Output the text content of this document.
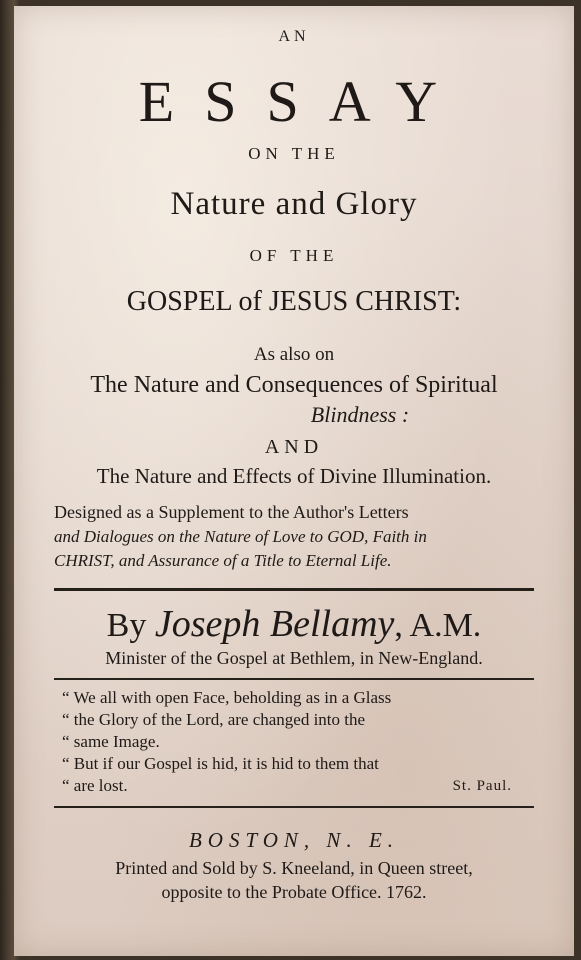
AN
ESSAY
ON THE
Nature and Glory
OF THE
GOSPEL of JESUS CHRIST:
As also on
The Nature and Consequences of Spiritual
Blindness :
AND
The Nature and Effects of Divine Illumination.
Designed as a Supplement to the Author's Letters
and Dialogues on the Nature of Love to GOD, Faith in
CHRIST, and Assurance of a Title to Eternal Life.
By Joseph Bellamy, A.M.
Minister of the Gospel at Bethlem, in New-England.
“ We all with open Face, beholding as in a Glass
“ the Glory of the Lord, are changed into the
“ same Image.
“ But if our Gospel is hid, it is hid to them that
“ are lost.	St. Paul.
BOSTON, N. E.
Printed and Sold by S. Kneeland, in Queen street,
opposite to the Probate Office. 1762.
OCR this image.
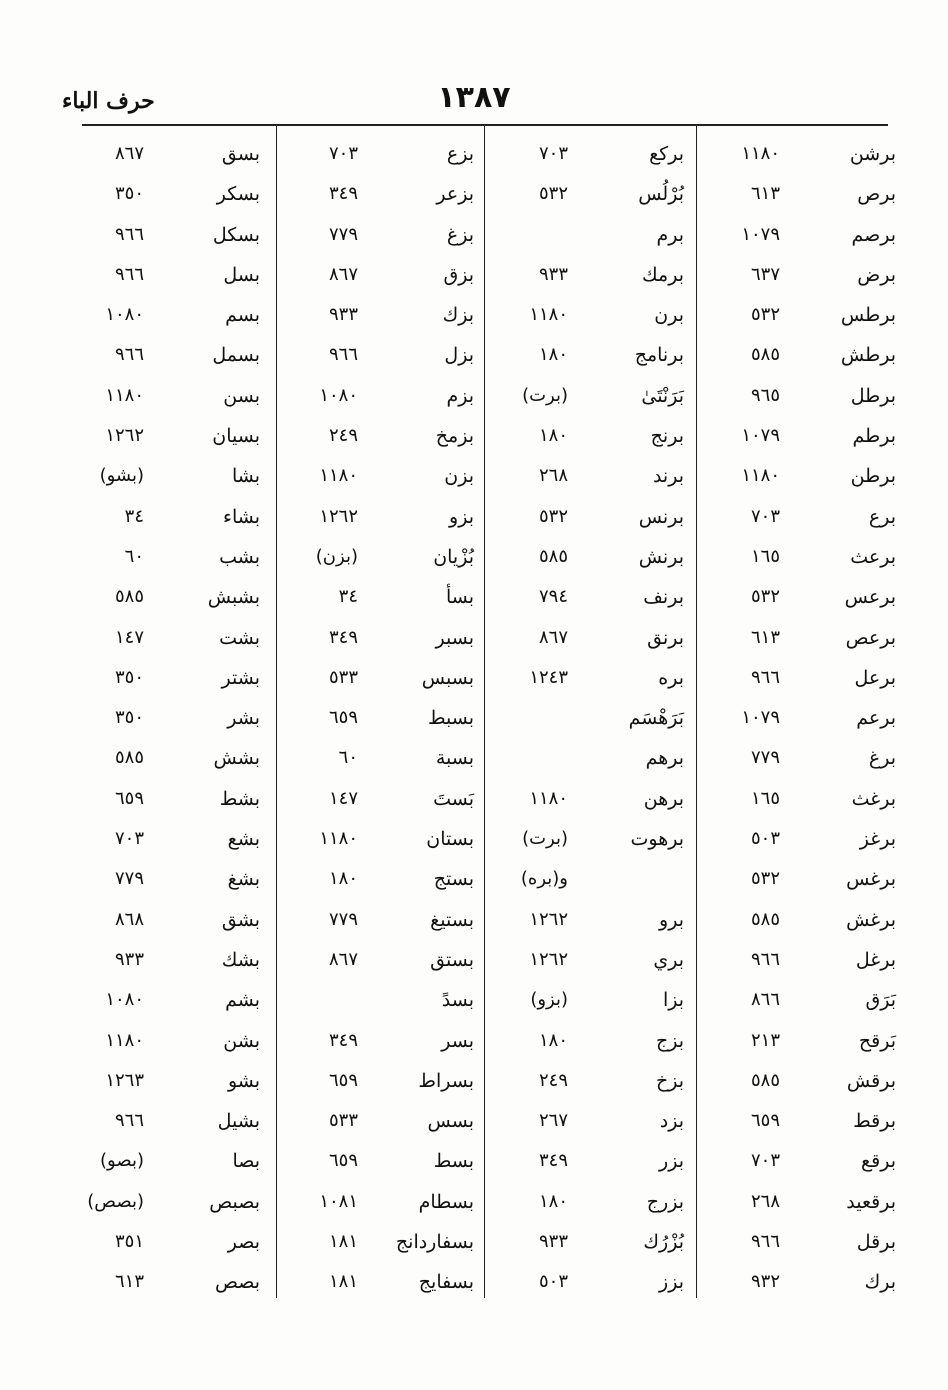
١٣٨٧
حرف الباء
برشن
١١٨٠
برص
٦١٣
برصم
١٠٧٩
برض
٦٣٧
برطس
٥٣٢
برطش
٥٨٥
برطل
٩٦٥
برطم
١٠٧٩
برطن
١١٨٠
برع
٧٠٣
برعث
١٦٥
برعس
٥٣٢
برعص
٦١٣
برعل
٩٦٦
برعم
١٠٧٩
برغ
٧٧٩
برغث
١٦٥
برغز
٥٠٣
برغس
٥٣٢
برغش
٥٨٥
برغل
٩٦٦
بَرَق
٨٦٦
بَرقح
٢١٣
برقش
٥٨٥
برقط
٦٥٩
برقع
٧٠٣
برقعيد
٢٦٨
برقل
٩٦٦
برك
٩٣٢
بركع
٧٠٣
بُرْلُس
٥٣٢
برم
برمك
٩٣٣
برن
١١٨٠
برنامج
١٨٠
بَرَنْتَىٰ
(برت)
برنج
١٨٠
برند
٢٦٨
برنس
٥٣٢
برنش
٥٨٥
برنف
٧٩٤
برنق
٨٦٧
بره
١٢٤٣
بَرَهْسَم
برهم
برهن
١١٨٠
برهوت
(برت)
و(بره)
برو
١٢٦٢
بري
١٢٦٢
بزا
(بزو)
بزج
١٨٠
بزخ
٢٤٩
بزد
٢٦٧
بزر
٣٤٩
بزرج
١٨٠
بُزْرُك
٩٣٣
بزز
٥٠٣
بزع
٧٠٣
بزعر
٣٤٩
بزغ
٧٧٩
بزق
٨٦٧
بزك
٩٣٣
بزل
٩٦٦
بزم
١٠٨٠
بزمخ
٢٤٩
بزن
١١٨٠
بزو
١٢٦٢
بُزْيان
(بزن)
بسأ
٣٤
بسبر
٣٤٩
بسبس
٥٣٣
بسبط
٦٥٩
بسبة
٦٠
بَستَ
١٤٧
بستان
١١٨٠
بستج
١٨٠
بستيغ
٧٧٩
بستق
٨٦٧
بسدً
بسر
٣٤٩
بسراط
٦٥٩
بسس
٥٣٣
بسط
٦٥٩
بسطام
١٠٨١
بسفاردانج
١٨١
بسفايج
١٨١
بسق
٨٦٧
بسكر
٣٥٠
بسكل
٩٦٦
بسل
٩٦٦
بسم
١٠٨٠
بسمل
٩٦٦
بسن
١١٨٠
بسيان
١٢٦٢
بشا
(بشو)
بشاء
٣٤
بشب
٦٠
بشبش
٥٨٥
بشت
١٤٧
بشتر
٣٥٠
بشر
٣٥٠
بشش
٥٨٥
بشط
٦٥٩
بشع
٧٠٣
بشغ
٧٧٩
بشق
٨٦٨
بشك
٩٣٣
بشم
١٠٨٠
بشن
١١٨٠
بشو
١٢٦٣
بشيل
٩٦٦
بصا
(بصو)
بصبص
(بصص)
بصر
٣٥١
بصص
٦١٣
====
Take the line containing "OCR this image." through the last line of the material and retype exactly those lines, both ends included, with no pictures.

▶ Worked answer:
OCR this image.
١٣٨٧
حرف الباء
برشن
١١٨٠
برص
٦١٣
برصم
١٠٧٩
برض
٦٣٧
برطس
٥٣٢
برطش
٥٨٥
برطل
٩٦٥
برطم
١٠٧٩
برطن
١١٨٠
برع
٧٠٣
برعث
١٦٥
برعس
٥٣٢
برعص
٦١٣
برعل
٩٦٦
برعم
١٠٧٩
برغ
٧٧٩
برغث
١٦٥
برغز
٥٠٣
برغس
٥٣٢
برغش
٥٨٥
برغل
٩٦٦
بَرَق
٨٦٦
بَرقح
٢١٣
برقش
٥٨٥
برقط
٦٥٩
برقع
٧٠٣
برقعيد
٢٦٨
برقل
٩٦٦
برك
٩٣٢
بركع
٧٠٣
بُرْلُس
٥٣٢
برم
برمك
٩٣٣
برن
١١٨٠
برنامج
١٨٠
بَرَنْتَىٰ
(برت)
برنج
١٨٠
برند
٢٦٨
برنس
٥٣٢
برنش
٥٨٥
برنف
٧٩٤
برنق
٨٦٧
بره
١٢٤٣
بَرَهْسَم
برهم
برهن
١١٨٠
برهوت
(برت)
و(بره)
برو
١٢٦٢
بري
١٢٦٢
بزا
(بزو)
بزج
١٨٠
بزخ
٢٤٩
بزد
٢٦٧
بزر
٣٤٩
بزرج
١٨٠
بُزْرُك
٩٣٣
بزز
٥٠٣
بزع
٧٠٣
بزعر
٣٤٩
بزغ
٧٧٩
بزق
٨٦٧
بزك
٩٣٣
بزل
٩٦٦
بزم
١٠٨٠
بزمخ
٢٤٩
بزن
١١٨٠
بزو
١٢٦٢
بُزْيان
(بزن)
بسأ
٣٤
بسبر
٣٤٩
بسبس
٥٣٣
بسبط
٦٥٩
بسبة
٦٠
بَستَ
١٤٧
بستان
١١٨٠
بستج
١٨٠
بستيغ
٧٧٩
بستق
٨٦٧
بسدً
بسر
٣٤٩
بسراط
٦٥٩
بسس
٥٣٣
بسط
٦٥٩
بسطام
١٠٨١
بسفاردانج
١٨١
بسفايج
١٨١
بسق
٨٦٧
بسكر
٣٥٠
بسكل
٩٦٦
بسل
٩٦٦
بسم
١٠٨٠
بسمل
٩٦٦
بسن
١١٨٠
بسيان
١٢٦٢
بشا
(بشو)
بشاء
٣٤
بشب
٦٠
بشبش
٥٨٥
بشت
١٤٧
بشتر
٣٥٠
بشر
٣٥٠
بشش
٥٨٥
بشط
٦٥٩
بشع
٧٠٣
بشغ
٧٧٩
بشق
٨٦٨
بشك
٩٣٣
بشم
١٠٨٠
بشن
١١٨٠
بشو
١٢٦٣
بشيل
٩٦٦
بصا
(بصو)
بصبص
(بصص)
بصر
٣٥١
بصص
٦١٣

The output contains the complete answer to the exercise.